[Dataset items]
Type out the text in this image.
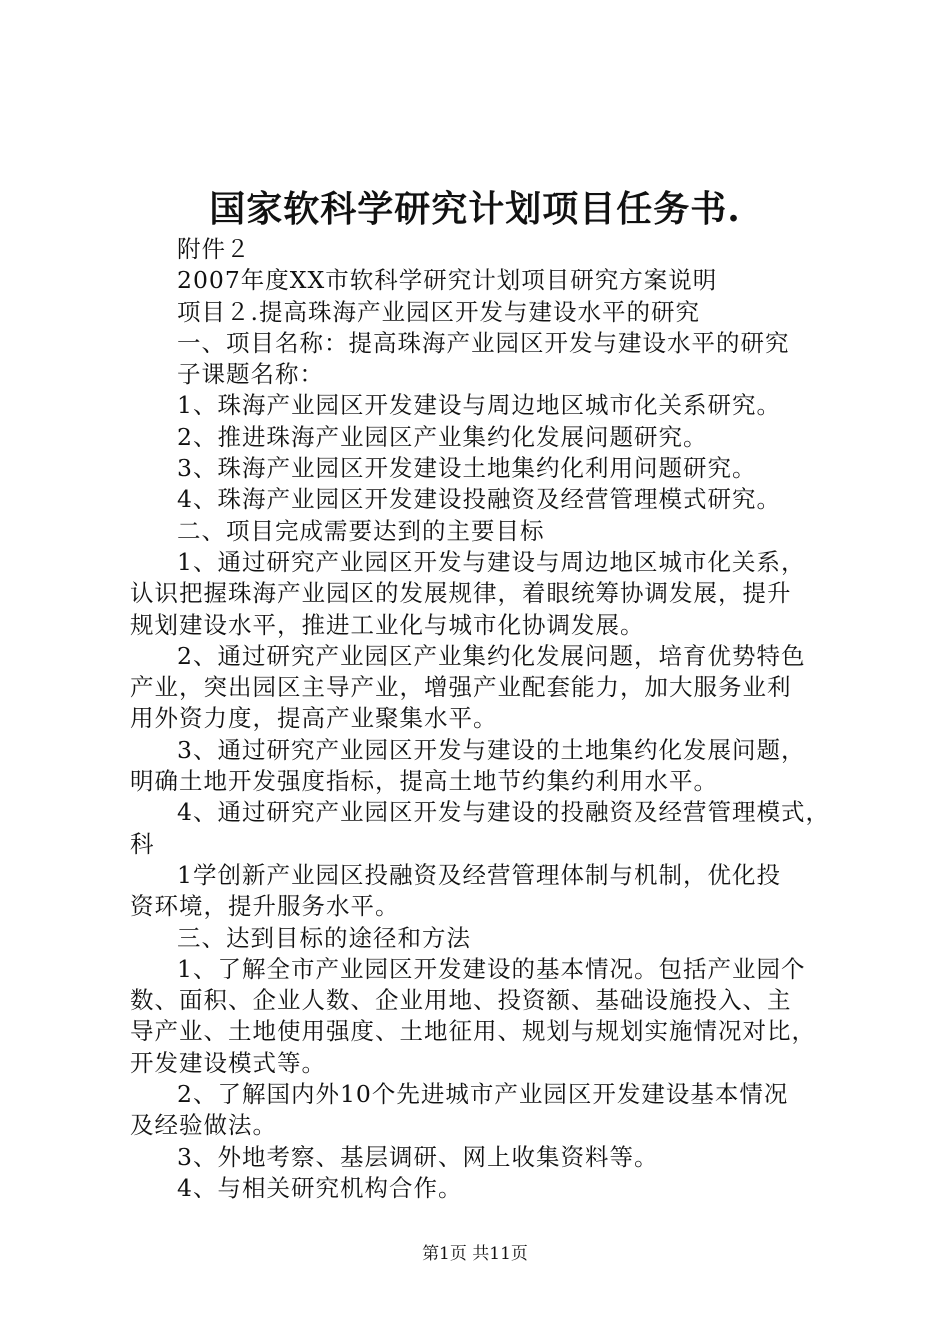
国家软科学研究计划项目任务书.
附件２
2007年度XX市软科学研究计划项目研究方案说明
项目２.提高珠海产业园区开发与建设水平的研究
一、项目名称：提高珠海产业园区开发与建设水平的研究
子课题名称：
1、珠海产业园区开发建设与周边地区城市化关系研究。
2、推进珠海产业园区产业集约化发展问题研究。
3、珠海产业园区开发建设土地集约化利用问题研究。
4、珠海产业园区开发建设投融资及经营管理模式研究。
二、项目完成需要达到的主要目标
1、通过研究产业园区开发与建设与周边地区城市化关系，
认识把握珠海产业园区的发展规律，着眼统筹协调发展，提升
规划建设水平，推进工业化与城市化协调发展。
2、通过研究产业园区产业集约化发展问题，培育优势特色
产业，突出园区主导产业，增强产业配套能力，加大服务业利
用外资力度，提高产业聚集水平。
3、通过研究产业园区开发与建设的土地集约化发展问题，
明确土地开发强度指标，提高土地节约集约利用水平。
4、通过研究产业园区开发与建设的投融资及经营管理模式，
科
1学创新产业园区投融资及经营管理体制与机制，优化投
资环境，提升服务水平。
三、达到目标的途径和方法
1、了解全市产业园区开发建设的基本情况。包括产业园个
数、面积、企业人数、企业用地、投资额、基础设施投入、主
导产业、土地使用强度、土地征用、规划与规划实施情况对比，
开发建设模式等。
2、了解国内外10个先进城市产业园区开发建设基本情况
及经验做法。
3、外地考察、基层调研、网上收集资料等。
4、与相关研究机构合作。
第1页 共11页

# [Prompt]
Note each line of the entries that has "提高珠海产业园区开发与建设水平的研究" in it, and copy those lines.

# [The result]
项目２.提高珠海产业园区开发与建设水平的研究
一、项目名称：提高珠海产业园区开发与建设水平的研究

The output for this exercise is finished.